— start of PASSAGE TO READ —

Writing has a lot to do with timing. When to sit down and put random ideas into chaotic files that keep multiplying of their own accord, when to leave the keyboard to save your hardware and your sanity, and when to commit your ramblings into hopefully what will be a cohesive and sensible sequence of ideas.
More important than knowing when to start writing, is having the discipline and common sense to know when it’s time to stop. Once that is done and the work has been submitted to the publisher the endless rounds of corrections and modifications begin to what you had earlier believed to be a finished project and a mini triumph of the spirit.
And then to write two books at the same time, swapping from one to the other according to the mood of the moment or the previous night’s jumbled sleep, is complete madness. The voices in my head may have quieted now that the two books are truly beyond my reach, but I know there will be things I still want to add, alter, clarify or contradict and this is where I hope the blog will be the answer to my prayers.
May it bridge the gap between what was and what will be.
May it leave its static body which is now unchangeable and leap into fertile territory where new ideas are born and continue to grow through a constantly evolving organic process. If the blog works in the way I envisage, together with my readers I can explore, deepen and refresh the ideas put forward in the two books and we can mutually benefit from the experience. In the same way as students, clients, friends and colleagues helped to build my craft in astrology, this platform with a funny name can take the knowledge further through the interaction of multiple tiny universes living and breathing out there in the social media world.
Let me start with what I think is the most obvious question.
This little book holds less than one hundred pages and can be read from cover to cover in an afternoon’s sitting.
But it is so much more than a child’s fantasy book with one narrator, one alien little boy, and an array of characters ranging from a beautiful flower to a number of talking animals.
The Little Prince is a novella, a long short story written in 1943 by French aristocrat Antoine de Saint-Exupéry and is one of the best-selling books ever published.
It has been translated into 300 languages and dialects and annually sells nearly two million copies.
If you don’t have a copy of The Little Prince on your bookshelf at home, then I suggest that you buy one immediately, if only to be part of the world-wide experience of loving this tender and heart-breaking story.

— end of PASSAGE TO READ —
— start of DATA EXCERPT —

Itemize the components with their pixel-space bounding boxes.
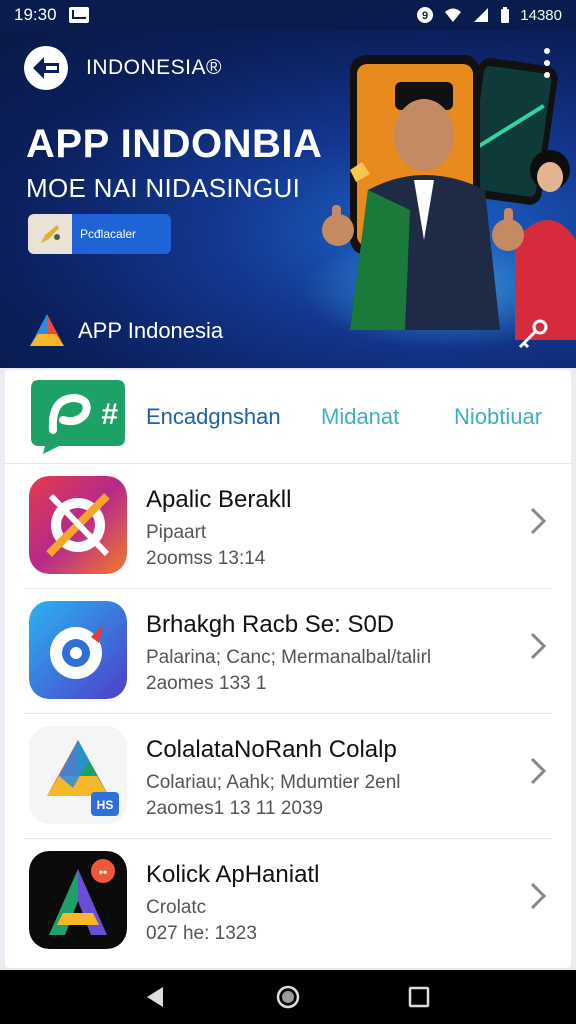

— end of DATA EXCERPT —

- [INSTRUCTIONS]:
A) Answer these questions from the blog post on writing and The Little Prince, one per line:
(i) How many books did the writer work on at the same time?
(ii) In what year was The Little Prince written?
(iii) Into how many languages and dialects has The Little Prince been translated?
B) Write the next part of the blog post on writing and The Little Prince, continuing after its final sentence.

- [FINAL RESULTS]:
A)
(i) Two
(ii) 1943
(iii) 300

B)
I am sad to say that I did not meet The Little Prince in my own childhood, but instead I was introduced to it by my daughter when we were travelling together through Argentina and had arrived at its capital, Buenos Aires. With a strong physical presence throughout the city The Little Prince was especially at home in El Ateneo Grand Splendid, the most beautiful bookshop in the world, and seemed to flourish within the walls of its old-fashioned grandeur. Its author, Antoine, would have appreciated the interior decadence of the converted theatre with its wedding cake tiers of operatic boxes, its carved columns and discreet nooks and its lavish fresco on the domed ceiling. He would have loved the imagery and drama of its six giant figures supporting the first balcony of the beautiful external facade and his aristocratic blood would have revelled in the display of opulence from bygone days. Antoine spent several years of his life in Buenos Aires, even meeting and falling in love with his wife Consuela here, so it seems only right that Argentina would adopt him as a native son born on a different shore and celebrate his final book with such unadulterated pride.
After reading the book I wanted to know more about the man behind it and finding his astrology chart became my aim when I returned home again. I was not disappointed and Antoine’s natal chart reflects both the amazing facts of his own life as well as containing the germinating seeds for his little prince.
Saint-Exupéry’s chart and his life experiences provided wonderful examples for many of the concepts discussed in A Tiny Universe’s Companion. He was born during daylight hours and the three planets of the day – Sun, Jupiter and Saturn – were heavily featured in the story of his life. His struggles with the opposing sect planets, Moon, Venus and Mars bore the fruits of his paranoia and became a vehicle for his emotional angst and his unpredictable behaviour. But they also provided his creativity, his insight into the human condition, and his passionate and obsessive love for Consuela.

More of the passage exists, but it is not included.